— begin —

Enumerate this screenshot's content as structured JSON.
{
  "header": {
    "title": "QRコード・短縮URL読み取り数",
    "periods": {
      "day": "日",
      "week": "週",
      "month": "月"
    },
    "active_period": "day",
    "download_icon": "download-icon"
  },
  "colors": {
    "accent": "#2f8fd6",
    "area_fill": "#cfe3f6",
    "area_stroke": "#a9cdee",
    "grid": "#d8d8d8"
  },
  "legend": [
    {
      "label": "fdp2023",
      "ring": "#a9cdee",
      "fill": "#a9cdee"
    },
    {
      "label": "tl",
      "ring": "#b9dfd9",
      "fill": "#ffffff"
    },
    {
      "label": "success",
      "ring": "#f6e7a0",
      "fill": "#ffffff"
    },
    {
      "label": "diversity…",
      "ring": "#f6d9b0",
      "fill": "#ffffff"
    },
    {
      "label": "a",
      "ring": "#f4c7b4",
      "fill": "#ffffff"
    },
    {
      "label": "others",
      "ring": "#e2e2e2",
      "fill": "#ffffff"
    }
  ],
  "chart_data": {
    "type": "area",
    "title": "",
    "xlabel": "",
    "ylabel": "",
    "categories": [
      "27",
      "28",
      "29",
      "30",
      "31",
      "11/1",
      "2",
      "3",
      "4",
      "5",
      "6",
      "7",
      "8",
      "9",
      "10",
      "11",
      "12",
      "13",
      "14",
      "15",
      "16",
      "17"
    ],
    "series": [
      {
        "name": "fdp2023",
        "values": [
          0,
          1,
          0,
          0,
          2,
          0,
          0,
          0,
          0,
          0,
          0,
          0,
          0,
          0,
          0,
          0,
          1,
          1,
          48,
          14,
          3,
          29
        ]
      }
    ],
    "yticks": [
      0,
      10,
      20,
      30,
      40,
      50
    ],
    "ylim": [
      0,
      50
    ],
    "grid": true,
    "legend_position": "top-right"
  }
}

— end —

PROBLEM: Copy each line that contains the word "ring".

CORRECT RESPONSE:
      "ring": "#a9cdee",
      "ring": "#b9dfd9",
      "ring": "#f6e7a0",
      "ring": "#f6d9b0",
      "ring": "#f4c7b4",
      "ring": "#e2e2e2",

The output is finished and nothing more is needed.